Data excerpts:
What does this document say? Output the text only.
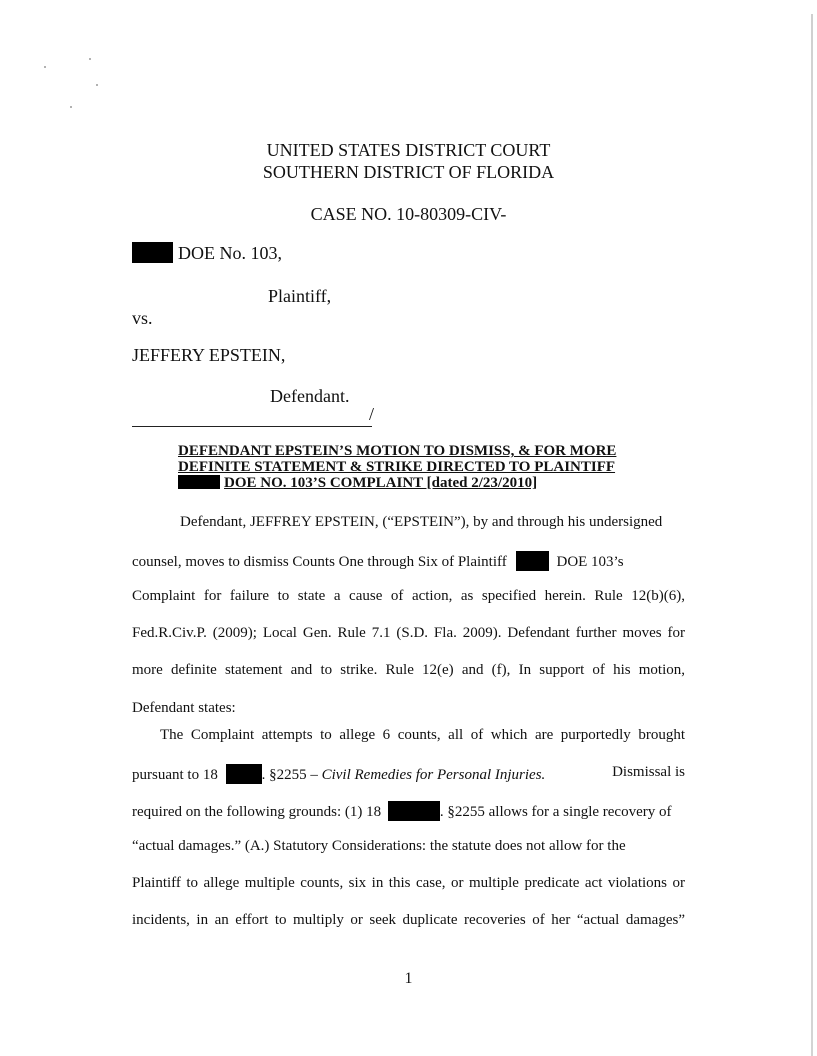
UNITED STATES DISTRICT COURT
SOUTHERN DISTRICT OF FLORIDA
CASE NO. 10-80309-CIV-
DOE No. 103,
Plaintiff,
vs.
JEFFERY EPSTEIN,
Defendant.
/
DEFENDANT EPSTEIN’S MOTION TO DISMISS, & FOR MORE
DEFINITE STATEMENT & STRIKE DIRECTED TO PLAINTIFF
DOE NO. 103’S COMPLAINT [dated 2/23/2010]
Defendant, JEFFREY EPSTEIN, (“EPSTEIN”), by and through his undersigned
counsel, moves to dismiss Counts One through Six of Plaintiff	DOE 103’s
Complaint for failure to state a cause of action, as specified herein. Rule 12(b)(6),
Fed.R.Civ.P. (2009); Local Gen. Rule 7.1 (S.D. Fla. 2009). Defendant further moves for
more definite statement and to strike. Rule 12(e) and (f), In support of his motion,
Defendant states:
The Complaint attempts to allege 6 counts, all of which are purportedly brought
pursuant to 18	. §2255 – Civil Remedies for Personal Injuries.	Dismissal is
required on the following grounds: (1) 18	. §2255 allows for a single recovery of
“actual damages.” (A.) Statutory Considerations: the statute does not allow for the
Plaintiff to allege multiple counts, six in this case, or multiple predicate act violations or
incidents, in an effort to multiply or seek duplicate recoveries of her “actual damages”
1
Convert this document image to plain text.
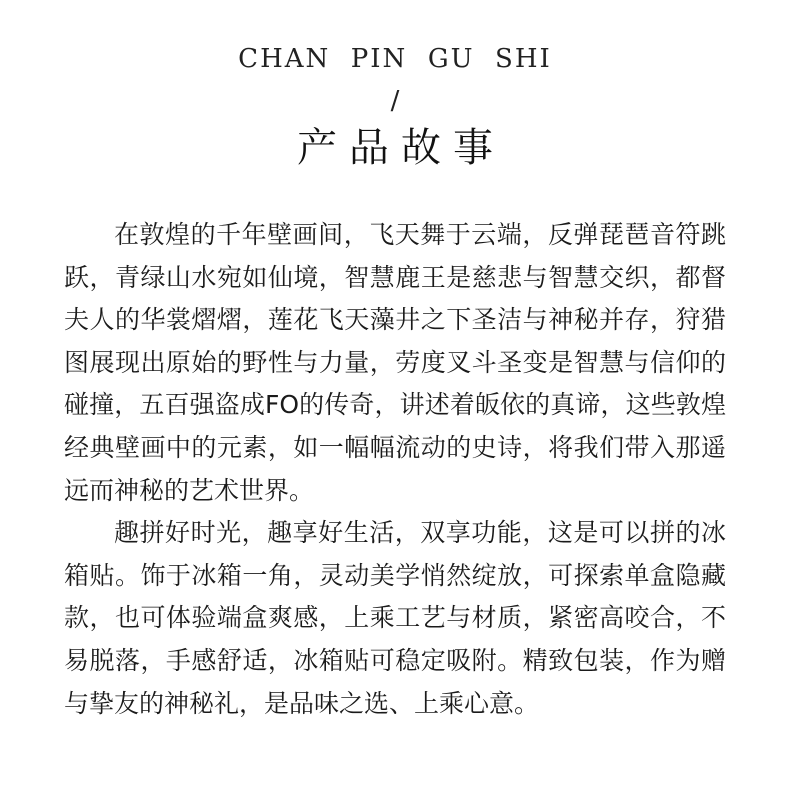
CHAN  PIN  GU  SHI
/
产品故事

在敦煌的千年壁画间，飞天舞于云端，反弹琵琶音符跳跃，青绿山水宛如仙境，智慧鹿王是慈悲与智慧交织，都督夫人的华裳熠熠，莲花飞天藻井之下圣洁与神秘并存，狩猎图展现出原始的野性与力量，劳度叉斗圣变是智慧与信仰的碰撞，五百强盗成FO的传奇，讲述着皈依的真谛，这些敦煌经典壁画中的元素，如一幅幅流动的史诗，将我们带入那遥远而神秘的艺术世界。

趣拼好时光，趣享好生活，双享功能，这是可以拼的冰箱贴。饰于冰箱一角，灵动美学悄然绽放，可探索单盒隐藏款，也可体验端盒爽感，上乘工艺与材质，紧密高咬合，不易脱落，手感舒适，冰箱贴可稳定吸附。精致包装，作为赠与挚友的神秘礼，是品味之选、上乘心意。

**Set exercise**
Without the pictures, write out the whole listing above exactly as it appears.

**Exercise result**
What does this document say? Output the text only.
UNITED STATES DISTRICT COURT
SOUTHERN DISTRICT OF FLORIDA
CASE NO. 10-80309-CIV-
DOE No. 103,
Plaintiff,
vs.
JEFFERY EPSTEIN,
Defendant.
/
DEFENDANT EPSTEIN’S MOTION TO DISMISS, & FOR MORE
DEFINITE STATEMENT & STRIKE DIRECTED TO PLAINTIFF
DOE NO. 103’S COMPLAINT [dated 2/23/2010]
Defendant, JEFFREY EPSTEIN, (“EPSTEIN”), by and through his undersigned
counsel, moves to dismiss Counts One through Six of Plaintiff	DOE 103’s
Complaint for failure to state a cause of action, as specified herein. Rule 12(b)(6),
Fed.R.Civ.P. (2009); Local Gen. Rule 7.1 (S.D. Fla. 2009). Defendant further moves for
more definite statement and to strike. Rule 12(e) and (f), In support of his motion,
Defendant states:
The Complaint attempts to allege 6 counts, all of which are purportedly brought
pursuant to 18	. §2255 – Civil Remedies for Personal Injuries.	Dismissal is
required on the following grounds: (1) 18	. §2255 allows for a single recovery of
“actual damages.” (A.) Statutory Considerations: the statute does not allow for the
Plaintiff to allege multiple counts, six in this case, or multiple predicate act violations or
incidents, in an effort to multiply or seek duplicate recoveries of her “actual damages”
1
Convert this document image to plain text.
CHAN  PIN  GU  SHI
/
产品故事

在敦煌的千年壁画间，飞天舞于云端，反弹琵琶音符跳跃，青绿山水宛如仙境，智慧鹿王是慈悲与智慧交织，都督夫人的华裳熠熠，莲花飞天藻井之下圣洁与神秘并存，狩猎图展现出原始的野性与力量，劳度叉斗圣变是智慧与信仰的碰撞，五百强盗成FO的传奇，讲述着皈依的真谛，这些敦煌经典壁画中的元素，如一幅幅流动的史诗，将我们带入那遥远而神秘的艺术世界。

趣拼好时光，趣享好生活，双享功能，这是可以拼的冰箱贴。饰于冰箱一角，灵动美学悄然绽放，可探索单盒隐藏款，也可体验端盒爽感，上乘工艺与材质，紧密高咬合，不易脱落，手感舒适，冰箱贴可稳定吸附。精致包装，作为赠与挚友的神秘礼，是品味之选、上乘心意。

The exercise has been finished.